EXTRACTED ENTRIES
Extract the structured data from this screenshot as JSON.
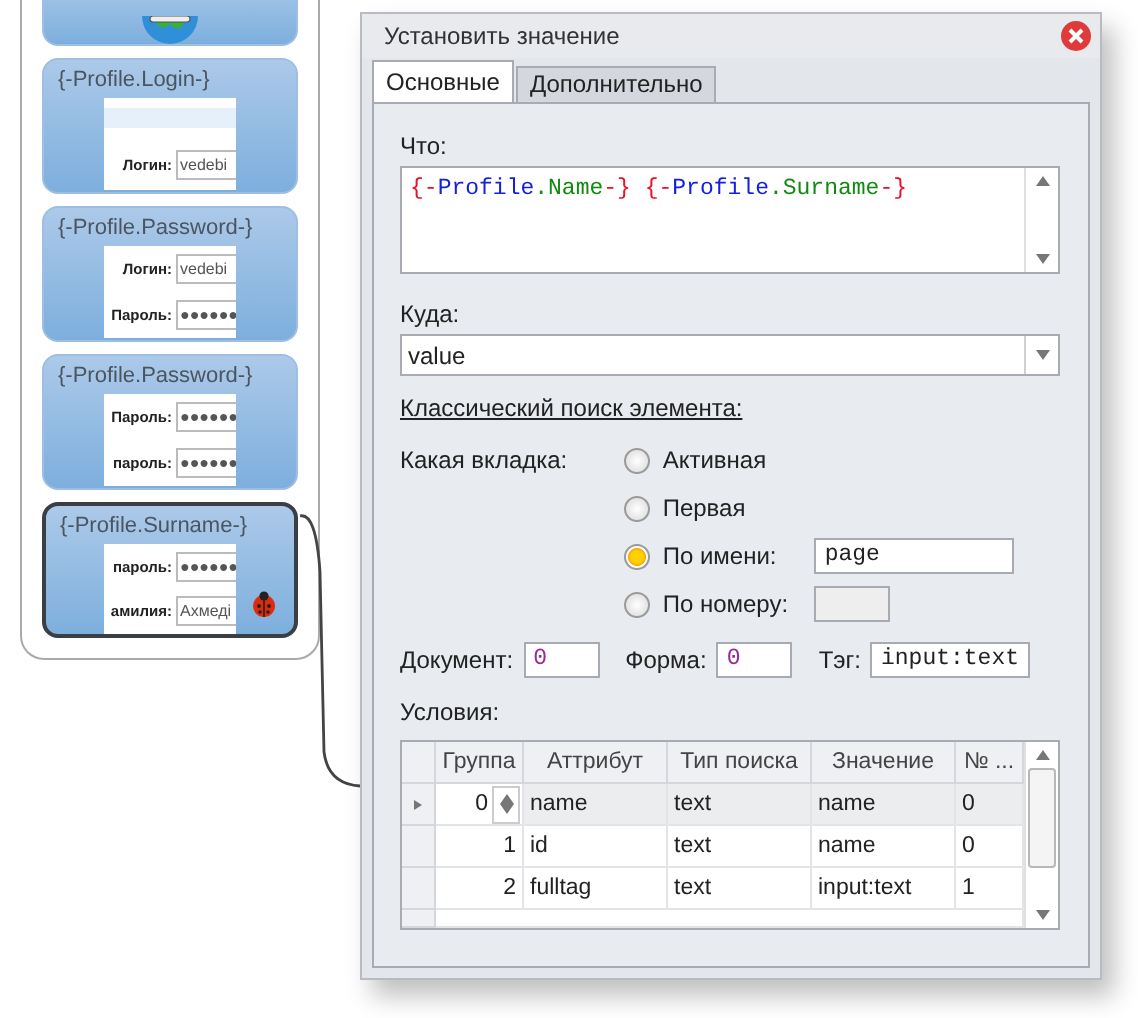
{
  "canvas": {
    "cards": [
      {
        "selected": false,
        "kind": "globe"
      },
      {
        "title": "{-Profile.Login-}",
        "selected": false,
        "kind": "preview",
        "preview": [
          {
            "kind": "bar"
          },
          {
            "kind": "field",
            "label": "Логин:",
            "value": "vedebi"
          }
        ]
      },
      {
        "title": "{-Profile.Password-}",
        "selected": false,
        "kind": "preview",
        "preview": [
          {
            "kind": "field",
            "label": "Логин:",
            "value": "vedebi"
          },
          {
            "kind": "field",
            "label": "Пароль:",
            "value": "●●●●●●"
          }
        ]
      },
      {
        "title": "{-Profile.Password-}",
        "selected": false,
        "kind": "preview",
        "preview": [
          {
            "kind": "field",
            "label": "Пароль:",
            "value": "●●●●●●"
          },
          {
            "kind": "field",
            "label": "пароль:",
            "value": "●●●●●●"
          }
        ]
      },
      {
        "title": "{-Profile.Surname-}",
        "selected": true,
        "kind": "preview",
        "debug": true,
        "preview": [
          {
            "kind": "field",
            "label": "пароль:",
            "value": "●●●●●●"
          },
          {
            "kind": "field",
            "label": "амилия:",
            "value": "Ахмеді"
          }
        ]
      }
    ]
  },
  "dialog": {
    "title": "Установить значение",
    "tabs": [
      {
        "label": "Основные",
        "selected": true
      },
      {
        "label": "Дополнительно",
        "selected": false
      }
    ],
    "what": {
      "label": "Что:",
      "tokens": [
        {
          "text": "{-",
          "kind": "delimiter"
        },
        {
          "text": "Profile",
          "kind": "object"
        },
        {
          "text": ".Name",
          "kind": "property"
        },
        {
          "text": "-}",
          "kind": "delimiter"
        },
        {
          "text": "{-",
          "kind": "delimiter",
          "gap_before": true
        },
        {
          "text": "Profile",
          "kind": "object"
        },
        {
          "text": ".Surname",
          "kind": "property"
        },
        {
          "text": "-}",
          "kind": "delimiter"
        }
      ]
    },
    "where": {
      "label": "Куда:",
      "value": "value"
    },
    "search_link": "Классический поиск элемента:",
    "tab_choice": {
      "label": "Какая вкладка:",
      "options": [
        {
          "label": "Активная",
          "selected": false,
          "kind": "plain"
        },
        {
          "label": "Первая",
          "selected": false,
          "kind": "plain"
        },
        {
          "label": "По имени:",
          "selected": true,
          "kind": "field",
          "value": "page",
          "disabled": false
        },
        {
          "label": "По номеру:",
          "selected": false,
          "kind": "field",
          "disabled": true
        }
      ]
    },
    "document": {
      "label": "Документ:",
      "value": "0"
    },
    "form": {
      "label": "Форма:",
      "value": "0"
    },
    "tag": {
      "label": "Тэг:",
      "value": "input:text"
    },
    "conditions": {
      "label": "Условия:",
      "columns": [
        "Группа",
        "Аттрибут",
        "Тип поиска",
        "Значение",
        "№ ..."
      ],
      "rows": [
        {
          "selected": true,
          "cells": [
            "0",
            "name",
            "text",
            "name",
            "0"
          ]
        },
        {
          "selected": false,
          "cells": [
            "1",
            "id",
            "text",
            "name",
            "0"
          ]
        },
        {
          "selected": false,
          "cells": [
            "2",
            "fulltag",
            "text",
            "input:text",
            "1"
          ]
        }
      ]
    }
  }
}
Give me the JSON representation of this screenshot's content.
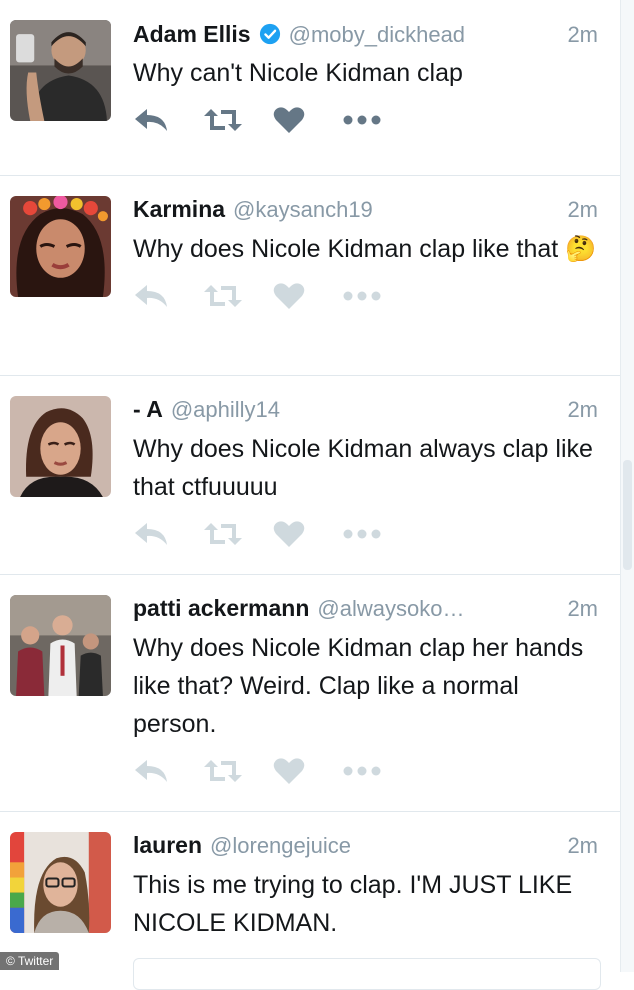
{
  "tweets": [
    {
      "name": "Adam Ellis",
      "verified": true,
      "handle": "@moby_dickhead",
      "time": "2m",
      "text": "Why can't Nicole Kidman clap",
      "actions_style": "dark"
    },
    {
      "name": "Karmina",
      "verified": false,
      "handle": "@kaysanch19",
      "time": "2m",
      "text": "Why does Nicole Kidman clap like that 🤔",
      "actions_style": "muted"
    },
    {
      "name": "- A",
      "verified": false,
      "handle": "@aphilly14",
      "time": "2m",
      "text": "Why does Nicole Kidman always clap like that ctfuuuuu",
      "actions_style": "muted"
    },
    {
      "name": "patti ackermann",
      "verified": false,
      "handle": "@alwaysoko…",
      "time": "2m",
      "text": "Why does Nicole Kidman clap her hands like that? Weird. Clap like a normal person.",
      "actions_style": "muted"
    },
    {
      "name": "lauren",
      "verified": false,
      "handle": "@lorengejuice",
      "time": "2m",
      "text": "This is me trying to clap. I'M JUST LIKE NICOLE KIDMAN.",
      "actions_style": "none"
    }
  ],
  "icons": [
    "reply-icon",
    "retweet-icon",
    "like-icon",
    "more-icon",
    "verified-badge-icon"
  ],
  "colors": {
    "text": "#14171a",
    "secondary": "#8899a6",
    "verified": "#1da1f2",
    "divider": "#e1e8ed"
  },
  "watermark": "© Twitter"
}
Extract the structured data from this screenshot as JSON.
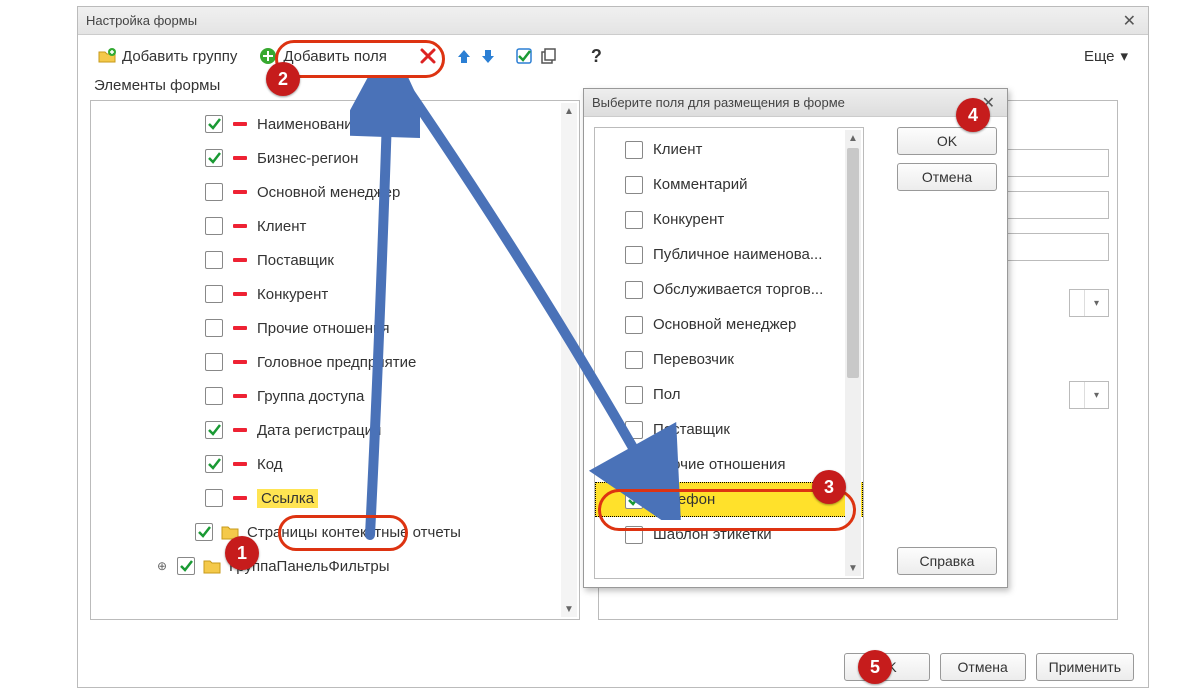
{
  "dialog": {
    "title": "Настройка формы",
    "toolbar": {
      "add_group": "Добавить группу",
      "add_fields": "Добавить поля",
      "more": "Еще",
      "help": "?"
    },
    "elements_label": "Элементы формы",
    "tree": [
      {
        "checked": true,
        "label": "Наименование"
      },
      {
        "checked": true,
        "label": "Бизнес-регион"
      },
      {
        "checked": false,
        "label": "Основной менеджер"
      },
      {
        "checked": false,
        "label": "Клиент"
      },
      {
        "checked": false,
        "label": "Поставщик"
      },
      {
        "checked": false,
        "label": "Конкурент"
      },
      {
        "checked": false,
        "label": "Прочие отношения"
      },
      {
        "checked": false,
        "label": "Головное предприятие"
      },
      {
        "checked": false,
        "label": "Группа доступа"
      },
      {
        "checked": true,
        "label": "Дата регистрации"
      },
      {
        "checked": true,
        "label": "Код"
      },
      {
        "checked": false,
        "label": "Ссылка",
        "highlight": true
      }
    ],
    "folders": [
      {
        "checked": true,
        "label": "Страницы контекстные отчеты"
      },
      {
        "checked": true,
        "label": "ГруппаПанельФильтры",
        "expandable": true
      }
    ],
    "footer": {
      "ok": "OK",
      "cancel": "Отмена",
      "apply": "Применить"
    }
  },
  "popup": {
    "title": "Выберите поля для размещения в форме",
    "items": [
      {
        "checked": false,
        "label": "Клиент"
      },
      {
        "checked": false,
        "label": "Комментарий"
      },
      {
        "checked": false,
        "label": "Конкурент"
      },
      {
        "checked": false,
        "label": "Публичное наименова..."
      },
      {
        "checked": false,
        "label": "Обслуживается торгов..."
      },
      {
        "checked": false,
        "label": "Основной менеджер"
      },
      {
        "checked": false,
        "label": "Перевозчик"
      },
      {
        "checked": false,
        "label": "Пол"
      },
      {
        "checked": false,
        "label": "Поставщик"
      },
      {
        "checked": false,
        "label": "Прочие отношения"
      },
      {
        "checked": true,
        "label": "Телефон",
        "selected": true
      },
      {
        "checked": false,
        "label": "Шаблон этикетки"
      }
    ],
    "buttons": {
      "ok": "OK",
      "cancel": "Отмена",
      "help": "Справка"
    }
  },
  "annotations": {
    "n1": "1",
    "n2": "2",
    "n3": "3",
    "n4": "4",
    "n5": "5"
  }
}
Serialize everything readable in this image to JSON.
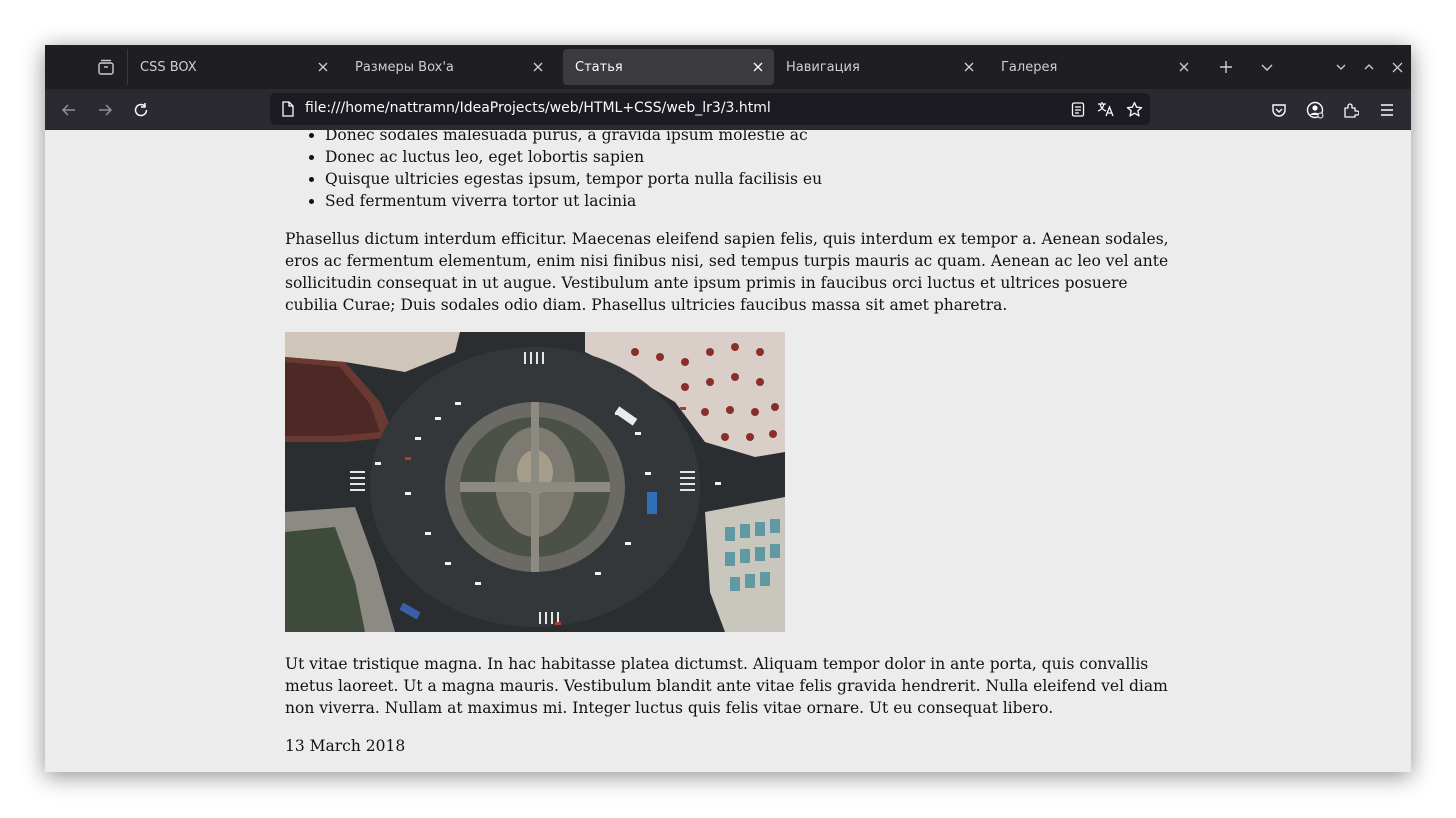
{
  "tabs": [
    {
      "title": "CSS BOX",
      "active": false
    },
    {
      "title": "Размеры Box'a",
      "active": false
    },
    {
      "title": "Статья",
      "active": true
    },
    {
      "title": "Навигация",
      "active": false
    },
    {
      "title": "Галерея",
      "active": false
    }
  ],
  "navbar": {
    "url": "file:///home/nattramn/IdeaProjects/web/HTML+CSS/web_lr3/3.html"
  },
  "article": {
    "list_items": [
      "Donec sodales malesuada purus, a gravida ipsum molestie ac",
      "Donec ac luctus leo, eget lobortis sapien",
      "Quisque ultricies egestas ipsum, tempor porta nulla facilisis eu",
      "Sed fermentum viverra tortor ut lacinia"
    ],
    "paragraph_1": "Phasellus dictum interdum efficitur. Maecenas eleifend sapien felis, quis interdum ex tempor a. Aenean sodales, eros ac fermentum elementum, enim nisi finibus nisi, sed tempus turpis mauris ac quam. Aenean ac leo vel ante sollicitudin consequat in ut augue. Vestibulum ante ipsum primis in faucibus orci luctus et ultrices posuere cubilia Curae; Duis sodales odio diam. Phasellus ultricies faucibus massa sit amet pharetra.",
    "paragraph_2": "Ut vitae tristique magna. In hac habitasse platea dictumst. Aliquam tempor dolor in ante porta, quis convallis metus laoreet. Ut a magna mauris. Vestibulum blandit ante vitae felis gravida hendrerit. Nulla eleifend vel diam non viverra. Nullam at maximus mi. Integer luctus quis felis vitae ornare. Ut eu consequat libero.",
    "date": "13 March 2018"
  },
  "colors": {
    "tabstrip_bg": "#1f1e22",
    "navbar_bg": "#2b2a33",
    "urlbar_bg": "#1c1b22",
    "page_bg": "#ececec"
  }
}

DIRECTIVE
Identify and list each line with the word "clap".

THE OUTPUT
      "text": "Why can't Nicole Kidman clap",
      "text": "Why does Nicole Kidman clap like that 🤔",
      "text": "Why does Nicole Kidman always clap like that ctfuuuuu",
      "text": "Why does Nicole Kidman clap her hands like that? Weird. Clap like a normal person.",
      "text": "This is me trying to clap. I'M JUST LIKE NICOLE KIDMAN.",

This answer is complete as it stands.